### Written exercise
Make an exact copy of all the entries below, with the pictures left out.

Records from a dataset
────────────────────────────────────────
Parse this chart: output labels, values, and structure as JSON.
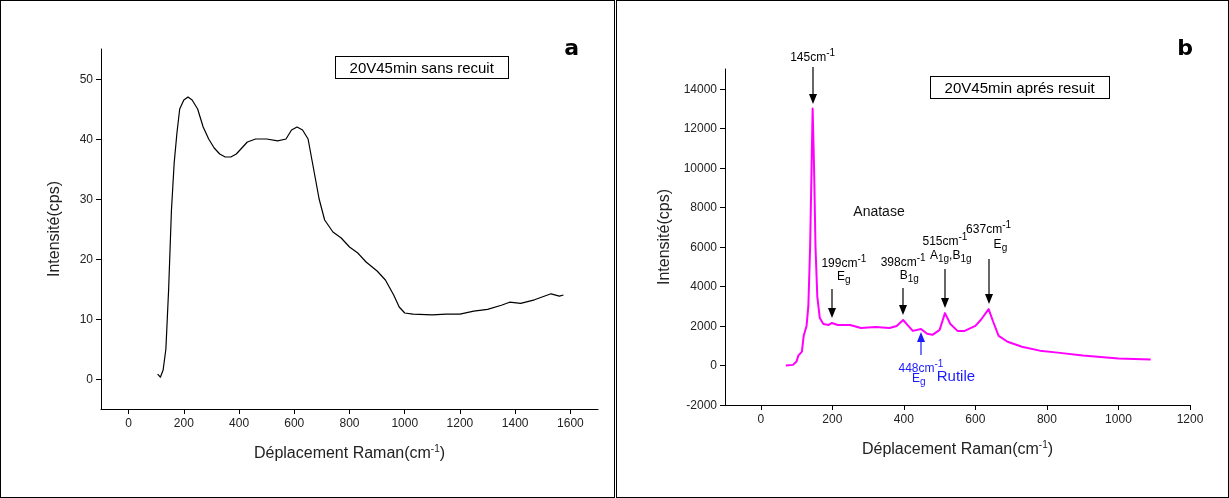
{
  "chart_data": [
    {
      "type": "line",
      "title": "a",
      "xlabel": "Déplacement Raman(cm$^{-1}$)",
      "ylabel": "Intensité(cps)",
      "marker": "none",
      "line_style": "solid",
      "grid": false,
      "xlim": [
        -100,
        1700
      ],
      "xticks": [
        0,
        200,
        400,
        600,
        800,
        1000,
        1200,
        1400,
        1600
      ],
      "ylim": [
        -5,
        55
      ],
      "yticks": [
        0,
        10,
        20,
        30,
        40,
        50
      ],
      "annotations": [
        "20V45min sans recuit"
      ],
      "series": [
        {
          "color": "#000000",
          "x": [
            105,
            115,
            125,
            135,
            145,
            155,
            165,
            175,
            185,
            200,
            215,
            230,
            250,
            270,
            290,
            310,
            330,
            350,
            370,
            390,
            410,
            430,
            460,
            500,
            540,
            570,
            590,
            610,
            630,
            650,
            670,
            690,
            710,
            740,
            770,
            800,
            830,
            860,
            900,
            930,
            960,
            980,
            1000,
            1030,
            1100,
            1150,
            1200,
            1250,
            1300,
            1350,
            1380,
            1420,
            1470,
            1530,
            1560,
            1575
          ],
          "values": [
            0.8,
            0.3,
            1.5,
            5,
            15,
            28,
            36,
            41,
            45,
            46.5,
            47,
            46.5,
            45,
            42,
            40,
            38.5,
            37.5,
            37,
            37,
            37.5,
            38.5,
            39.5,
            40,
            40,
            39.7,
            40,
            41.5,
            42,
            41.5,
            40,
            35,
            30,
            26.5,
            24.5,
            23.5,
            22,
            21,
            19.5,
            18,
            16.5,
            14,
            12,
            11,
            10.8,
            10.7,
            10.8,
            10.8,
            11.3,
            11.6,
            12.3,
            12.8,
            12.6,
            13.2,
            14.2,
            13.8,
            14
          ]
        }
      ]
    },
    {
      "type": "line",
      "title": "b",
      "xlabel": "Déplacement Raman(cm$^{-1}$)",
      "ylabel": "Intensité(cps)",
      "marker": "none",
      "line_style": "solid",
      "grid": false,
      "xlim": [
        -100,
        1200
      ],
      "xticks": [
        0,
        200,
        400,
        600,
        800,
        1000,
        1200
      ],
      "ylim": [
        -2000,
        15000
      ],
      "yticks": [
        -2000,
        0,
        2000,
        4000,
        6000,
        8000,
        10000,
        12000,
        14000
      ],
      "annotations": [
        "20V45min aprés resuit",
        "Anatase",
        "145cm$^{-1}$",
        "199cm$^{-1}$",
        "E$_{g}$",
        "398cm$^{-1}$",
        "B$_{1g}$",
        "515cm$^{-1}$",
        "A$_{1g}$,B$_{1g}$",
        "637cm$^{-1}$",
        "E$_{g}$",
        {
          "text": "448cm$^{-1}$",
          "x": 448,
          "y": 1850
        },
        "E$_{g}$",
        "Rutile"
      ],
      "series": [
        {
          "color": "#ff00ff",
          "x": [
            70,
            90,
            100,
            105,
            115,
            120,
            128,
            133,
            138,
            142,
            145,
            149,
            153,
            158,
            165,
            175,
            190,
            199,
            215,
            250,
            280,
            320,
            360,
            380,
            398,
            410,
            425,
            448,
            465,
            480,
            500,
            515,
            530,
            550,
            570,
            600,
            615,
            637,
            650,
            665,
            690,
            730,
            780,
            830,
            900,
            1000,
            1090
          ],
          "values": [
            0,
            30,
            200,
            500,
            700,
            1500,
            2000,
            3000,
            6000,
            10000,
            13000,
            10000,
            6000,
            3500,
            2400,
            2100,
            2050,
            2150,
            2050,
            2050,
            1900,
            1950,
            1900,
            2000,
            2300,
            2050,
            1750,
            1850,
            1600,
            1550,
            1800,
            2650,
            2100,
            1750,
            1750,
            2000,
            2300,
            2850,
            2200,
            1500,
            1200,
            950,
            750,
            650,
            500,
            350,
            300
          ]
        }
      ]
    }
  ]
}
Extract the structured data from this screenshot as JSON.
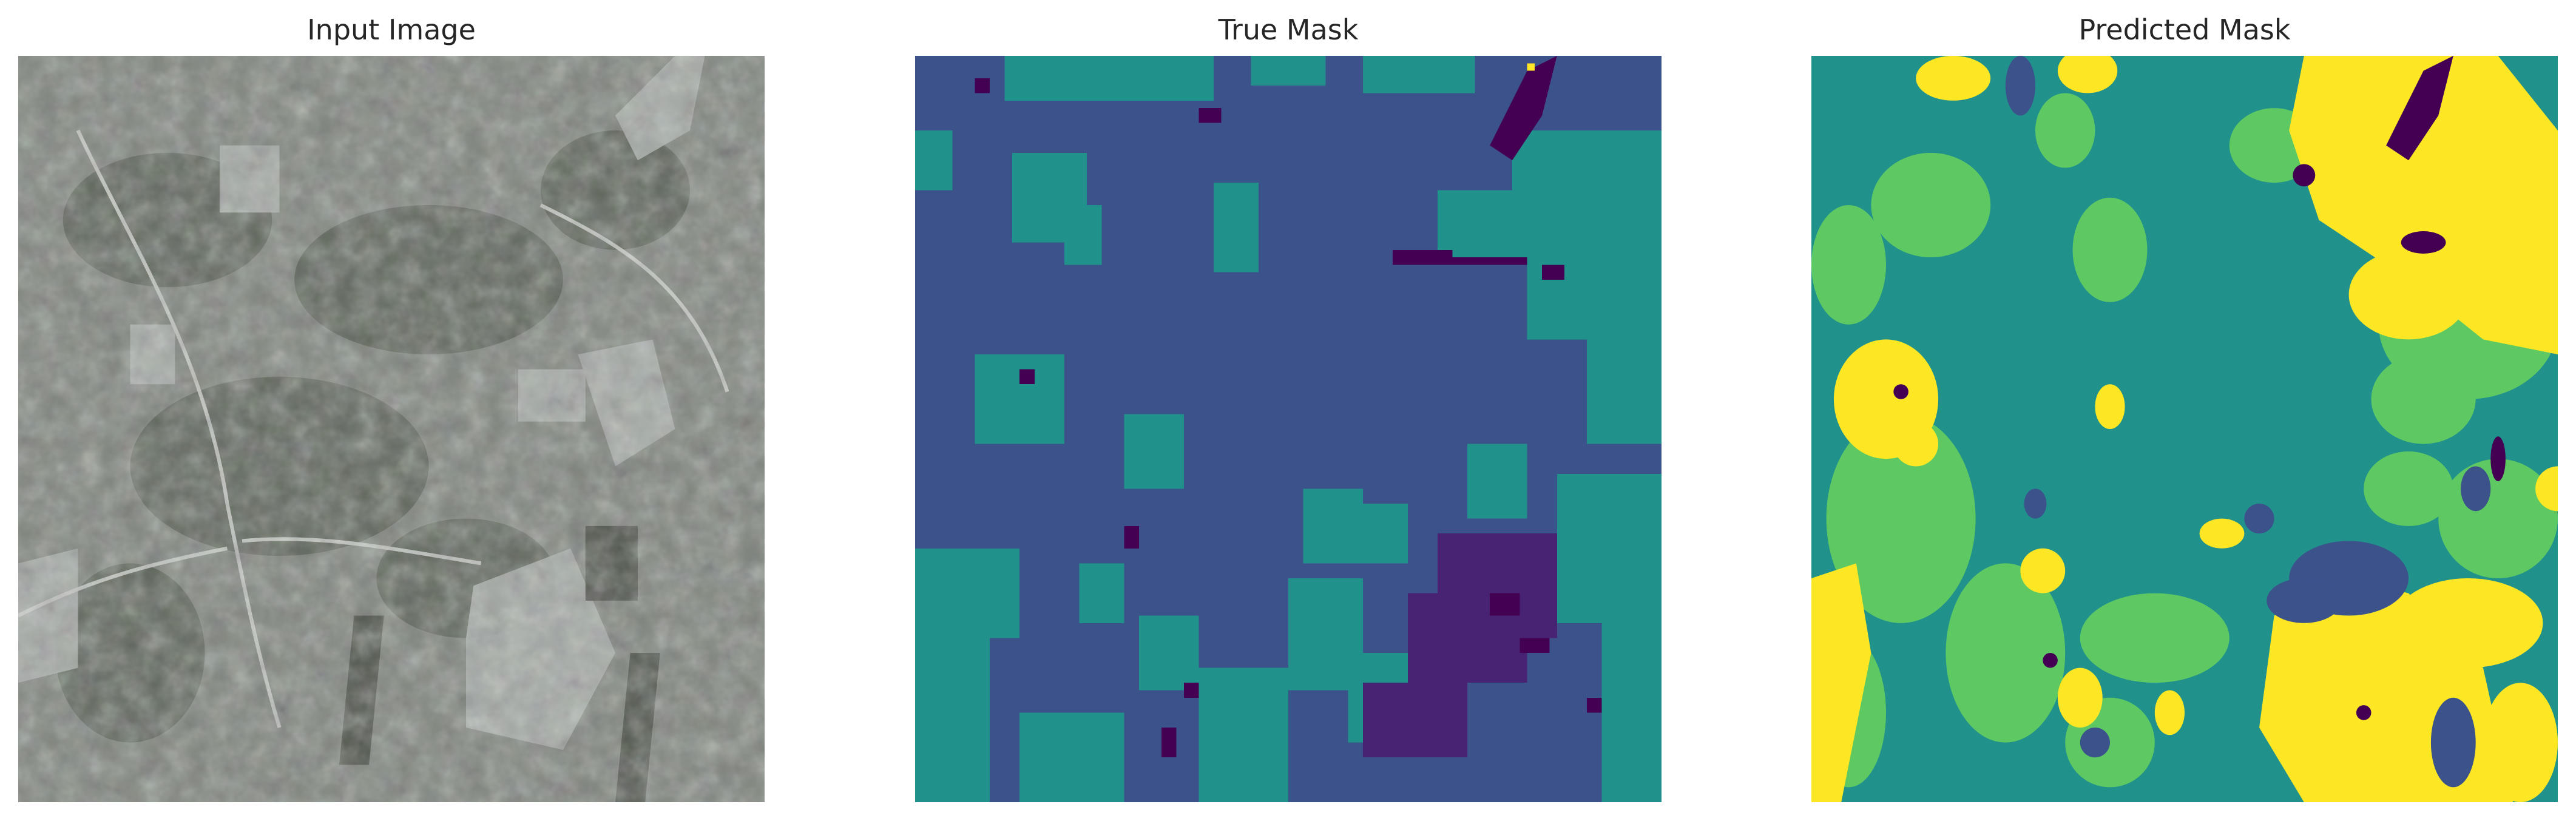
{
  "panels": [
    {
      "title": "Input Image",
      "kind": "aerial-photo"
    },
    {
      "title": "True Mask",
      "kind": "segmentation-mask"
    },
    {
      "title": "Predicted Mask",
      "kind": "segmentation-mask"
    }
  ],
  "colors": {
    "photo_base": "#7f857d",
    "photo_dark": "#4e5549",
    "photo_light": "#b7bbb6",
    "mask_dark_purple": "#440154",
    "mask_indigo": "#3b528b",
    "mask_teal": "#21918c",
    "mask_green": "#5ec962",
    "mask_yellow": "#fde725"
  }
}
────────────────────────────────────────
### Right answer
Parse this chart: output labels, values, and structure as JSON.
{
  "chart_data": [
    {
      "type": "line",
      "title": "a",
      "xlabel": "Déplacement Raman(cm$^{-1}$)",
      "ylabel": "Intensité(cps)",
      "marker": "none",
      "line_style": "solid",
      "grid": false,
      "xlim": [
        -100,
        1700
      ],
      "xticks": [
        0,
        200,
        400,
        600,
        800,
        1000,
        1200,
        1400,
        1600
      ],
      "ylim": [
        -5,
        55
      ],
      "yticks": [
        0,
        10,
        20,
        30,
        40,
        50
      ],
      "annotations": [
        "20V45min sans recuit"
      ],
      "series": [
        {
          "color": "#000000",
          "x": [
            105,
            115,
            125,
            135,
            145,
            155,
            165,
            175,
            185,
            200,
            215,
            230,
            250,
            270,
            290,
            310,
            330,
            350,
            370,
            390,
            410,
            430,
            460,
            500,
            540,
            570,
            590,
            610,
            630,
            650,
            670,
            690,
            710,
            740,
            770,
            800,
            830,
            860,
            900,
            930,
            960,
            980,
            1000,
            1030,
            1100,
            1150,
            1200,
            1250,
            1300,
            1350,
            1380,
            1420,
            1470,
            1530,
            1560,
            1575
          ],
          "values": [
            0.8,
            0.3,
            1.5,
            5,
            15,
            28,
            36,
            41,
            45,
            46.5,
            47,
            46.5,
            45,
            42,
            40,
            38.5,
            37.5,
            37,
            37,
            37.5,
            38.5,
            39.5,
            40,
            40,
            39.7,
            40,
            41.5,
            42,
            41.5,
            40,
            35,
            30,
            26.5,
            24.5,
            23.5,
            22,
            21,
            19.5,
            18,
            16.5,
            14,
            12,
            11,
            10.8,
            10.7,
            10.8,
            10.8,
            11.3,
            11.6,
            12.3,
            12.8,
            12.6,
            13.2,
            14.2,
            13.8,
            14
          ]
        }
      ]
    },
    {
      "type": "line",
      "title": "b",
      "xlabel": "Déplacement Raman(cm$^{-1}$)",
      "ylabel": "Intensité(cps)",
      "marker": "none",
      "line_style": "solid",
      "grid": false,
      "xlim": [
        -100,
        1200
      ],
      "xticks": [
        0,
        200,
        400,
        600,
        800,
        1000,
        1200
      ],
      "ylim": [
        -2000,
        15000
      ],
      "yticks": [
        -2000,
        0,
        2000,
        4000,
        6000,
        8000,
        10000,
        12000,
        14000
      ],
      "annotations": [
        "20V45min aprés resuit",
        "Anatase",
        "145cm$^{-1}$",
        "199cm$^{-1}$",
        "E$_{g}$",
        "398cm$^{-1}$",
        "B$_{1g}$",
        "515cm$^{-1}$",
        "A$_{1g}$,B$_{1g}$",
        "637cm$^{-1}$",
        "E$_{g}$",
        {
          "text": "448cm$^{-1}$",
          "x": 448,
          "y": 1850
        },
        "E$_{g}$",
        "Rutile"
      ],
      "series": [
        {
          "color": "#ff00ff",
          "x": [
            70,
            90,
            100,
            105,
            115,
            120,
            128,
            133,
            138,
            142,
            145,
            149,
            153,
            158,
            165,
            175,
            190,
            199,
            215,
            250,
            280,
            320,
            360,
            380,
            398,
            410,
            425,
            448,
            465,
            480,
            500,
            515,
            530,
            550,
            570,
            600,
            615,
            637,
            650,
            665,
            690,
            730,
            780,
            830,
            900,
            1000,
            1090
          ],
          "values": [
            0,
            30,
            200,
            500,
            700,
            1500,
            2000,
            3000,
            6000,
            10000,
            13000,
            10000,
            6000,
            3500,
            2400,
            2100,
            2050,
            2150,
            2050,
            2050,
            1900,
            1950,
            1900,
            2000,
            2300,
            2050,
            1750,
            1850,
            1600,
            1550,
            1800,
            2650,
            2100,
            1750,
            1750,
            2000,
            2300,
            2850,
            2200,
            1500,
            1200,
            950,
            750,
            650,
            500,
            350,
            300
          ]
        }
      ]
    }
  ]
}
Extract the structured data from this screenshot as JSON.
{
  "panels": [
    {
      "title": "Input Image",
      "kind": "aerial-photo"
    },
    {
      "title": "True Mask",
      "kind": "segmentation-mask"
    },
    {
      "title": "Predicted Mask",
      "kind": "segmentation-mask"
    }
  ],
  "colors": {
    "photo_base": "#7f857d",
    "photo_dark": "#4e5549",
    "photo_light": "#b7bbb6",
    "mask_dark_purple": "#440154",
    "mask_indigo": "#3b528b",
    "mask_teal": "#21918c",
    "mask_green": "#5ec962",
    "mask_yellow": "#fde725"
  }
}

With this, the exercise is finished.